Start of TASK INPUTS

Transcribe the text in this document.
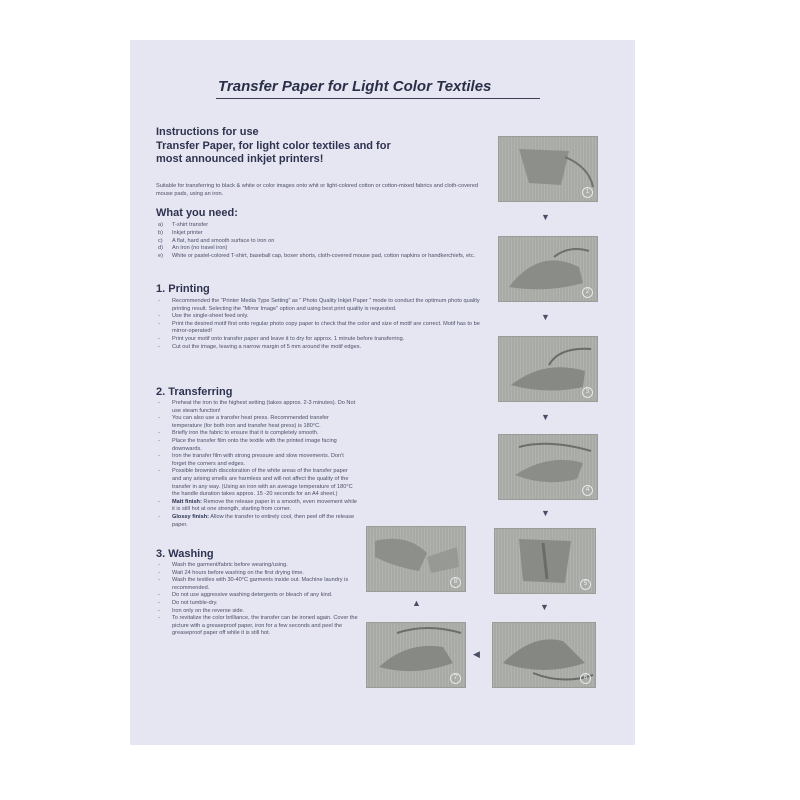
Transfer Paper for Light Color Textiles
Instructions for use
Transfer Paper, for light color textiles and for
most announced inkjet printers!
Suitable for transferring to black & white or color images onto whit or light-colored cotton or cotton-mixed fabrics and cloth-covered mouse pads, using an iron.
What you need:
a)	T-shirt transfer
b)	Inkjet printer
c)	A flat, hard and smooth surface to iron on
d)	An iron (no travel iron)
e)	White or pastel-colored T-shirt, baseball cap, boxer shorts, cloth-covered mouse pad, cotton napkins or handkerchiefs, etc.
1. Printing
-	Recommended the “Printer Media Type Setting” as “ Photo Quality Inkjet Paper ” mode to conduct the optimum photo quality printing result. Selecting the “Mirror Image” option and using best print quality is requested.
-	Use the single-sheet feed only.
-	Print the desired motif first onto regular photo copy paper to check that the color and size of motif are correct. Motif has to be mirror-operated!
-	Print your motif onto transfer paper and leave it to dry for approx. 1 minute before transferring.
-	Cut out the image, leaving a narrow margin of 5 mm around the motif edges.
2. Transferring
-	Preheat the iron to the highest setting (takes approx. 2-3 minutes). Do Not use steam function!
-	You can also use a transfer heat press. Recommended transfer temperature (for both iron and transfer heat press) is 180°C.
-	Briefly iron the fabric to ensure that it is completely smooth.
-	Place the transfer film onto the textile with the printed image facing downwards.
-	Iron the transfer film with strong pressure and slow movements. Don't forget the corners and edges.
-	Possible brownish discoloration of the white areas of the transfer paper and any arising smells are harmless and will not affect the quality of the transfer in any way. (Using an iron with an average temperature of 180°C the handle duration takes approx. 15 -20 seconds for an A4 sheet.)
-	Matt finish: Remove the release paper in a smooth, even movement while it is still hot at one strength, starting from corner.
-	Glossy finish: Allow the transfer to entirely cool, then peel off the release paper.
3. Washing
-	Wash the garment/fabric before wearing/using.
-	Wait 24 hours before washing on the first drying time.
-	Wash the textiles with 30-40°C garments inside out. Machine laundry is recommended.
-	Do not use aggressive washing detergents or bleach of any kind.
-	Do not tumble-dry.
-	Iron only on the reverse side.
-	To revitalize the color brilliance, the transfer can be ironed again. Cover the picture with a greaseproof paper, iron for a few seconds and peel the greaseproof paper off while it is still hot.
1
▼
2
▼
3
▼
4
▼
5
▼
6
◀
7
▲
8
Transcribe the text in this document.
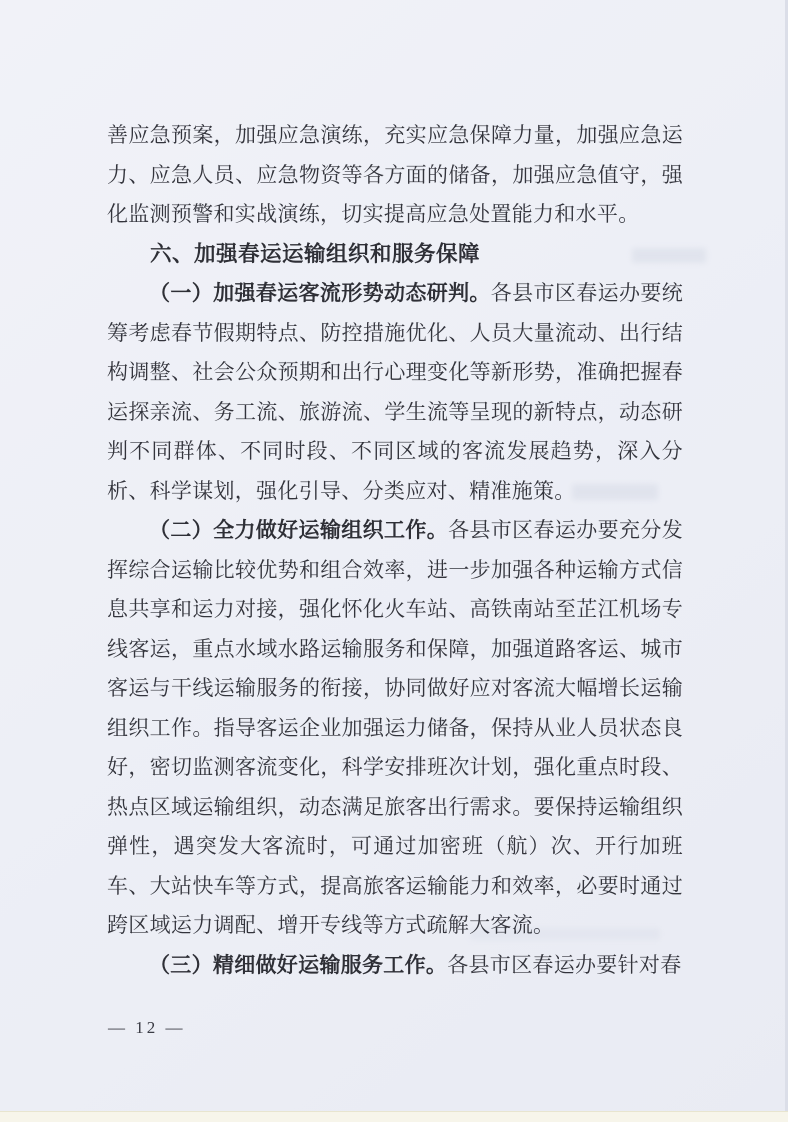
善应急预案，加强应急演练，充实应急保障力量，加强应急运力、应急人员、应急物资等各方面的储备，加强应急值守，强化监测预警和实战演练，切实提高应急处置能力和水平。

六、加强春运运输组织和服务保障

（一）加强春运客流形势动态研判。各县市区春运办要统筹考虑春节假期特点、防控措施优化、人员大量流动、出行结构调整、社会公众预期和出行心理变化等新形势，准确把握春运探亲流、务工流、旅游流、学生流等呈现的新特点，动态研判不同群体、不同时段、不同区域的客流发展趋势，深入分析、科学谋划，强化引导、分类应对、精准施策。

（二）全力做好运输组织工作。各县市区春运办要充分发挥综合运输比较优势和组合效率，进一步加强各种运输方式信息共享和运力对接，强化怀化火车站、高铁南站至芷江机场专线客运，重点水域水路运输服务和保障，加强道路客运、城市客运与干线运输服务的衔接，协同做好应对客流大幅增长运输组织工作。指导客运企业加强运力储备，保持从业人员状态良好，密切监测客流变化，科学安排班次计划，强化重点时段、热点区域运输组织，动态满足旅客出行需求。要保持运输组织弹性，遇突发大客流时，可通过加密班（航）次、开行加班车、大站快车等方式，提高旅客运输能力和效率，必要时通过跨区域运力调配、增开专线等方式疏解大客流。

（三）精细做好运输服务工作。各县市区春运办要针对春

— 12 —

End of TASK INPUTS

## [OBJECTIVE]
Every entry should be returned exactly as written, minus the pictures.

## [WRITTEN RESPONSE]
Transcribe the text in this document.
Transfer Paper for Light Color Textiles
Instructions for use
Transfer Paper, for light color textiles and for
most announced inkjet printers!
Suitable for transferring to black & white or color images onto whit or light-colored cotton or cotton-mixed fabrics and cloth-covered mouse pads, using an iron.
What you need:
a)	T-shirt transfer
b)	Inkjet printer
c)	A flat, hard and smooth surface to iron on
d)	An iron (no travel iron)
e)	White or pastel-colored T-shirt, baseball cap, boxer shorts, cloth-covered mouse pad, cotton napkins or handkerchiefs, etc.
1. Printing
-	Recommended the “Printer Media Type Setting” as “ Photo Quality Inkjet Paper ” mode to conduct the optimum photo quality printing result. Selecting the “Mirror Image” option and using best print quality is requested.
-	Use the single-sheet feed only.
-	Print the desired motif first onto regular photo copy paper to check that the color and size of motif are correct. Motif has to be mirror-operated!
-	Print your motif onto transfer paper and leave it to dry for approx. 1 minute before transferring.
-	Cut out the image, leaving a narrow margin of 5 mm around the motif edges.
2. Transferring
-	Preheat the iron to the highest setting (takes approx. 2-3 minutes). Do Not use steam function!
-	You can also use a transfer heat press. Recommended transfer temperature (for both iron and transfer heat press) is 180°C.
-	Briefly iron the fabric to ensure that it is completely smooth.
-	Place the transfer film onto the textile with the printed image facing downwards.
-	Iron the transfer film with strong pressure and slow movements. Don't forget the corners and edges.
-	Possible brownish discoloration of the white areas of the transfer paper and any arising smells are harmless and will not affect the quality of the transfer in any way. (Using an iron with an average temperature of 180°C the handle duration takes approx. 15 -20 seconds for an A4 sheet.)
-	Matt finish: Remove the release paper in a smooth, even movement while it is still hot at one strength, starting from corner.
-	Glossy finish: Allow the transfer to entirely cool, then peel off the release paper.
3. Washing
-	Wash the garment/fabric before wearing/using.
-	Wait 24 hours before washing on the first drying time.
-	Wash the textiles with 30-40°C garments inside out. Machine laundry is recommended.
-	Do not use aggressive washing detergents or bleach of any kind.
-	Do not tumble-dry.
-	Iron only on the reverse side.
-	To revitalize the color brilliance, the transfer can be ironed again. Cover the picture with a greaseproof paper, iron for a few seconds and peel the greaseproof paper off while it is still hot.
1
▼
2
▼
3
▼
4
▼
5
▼
6
◀
7
▲
8
Transcribe the text in this document.
善应急预案，加强应急演练，充实应急保障力量，加强应急运力、应急人员、应急物资等各方面的储备，加强应急值守，强化监测预警和实战演练，切实提高应急处置能力和水平。

六、加强春运运输组织和服务保障

（一）加强春运客流形势动态研判。各县市区春运办要统筹考虑春节假期特点、防控措施优化、人员大量流动、出行结构调整、社会公众预期和出行心理变化等新形势，准确把握春运探亲流、务工流、旅游流、学生流等呈现的新特点，动态研判不同群体、不同时段、不同区域的客流发展趋势，深入分析、科学谋划，强化引导、分类应对、精准施策。

（二）全力做好运输组织工作。各县市区春运办要充分发挥综合运输比较优势和组合效率，进一步加强各种运输方式信息共享和运力对接，强化怀化火车站、高铁南站至芷江机场专线客运，重点水域水路运输服务和保障，加强道路客运、城市客运与干线运输服务的衔接，协同做好应对客流大幅增长运输组织工作。指导客运企业加强运力储备，保持从业人员状态良好，密切监测客流变化，科学安排班次计划，强化重点时段、热点区域运输组织，动态满足旅客出行需求。要保持运输组织弹性，遇突发大客流时，可通过加密班（航）次、开行加班车、大站快车等方式，提高旅客运输能力和效率，必要时通过跨区域运力调配、增开专线等方式疏解大客流。

（三）精细做好运输服务工作。各县市区春运办要针对春

— 12 —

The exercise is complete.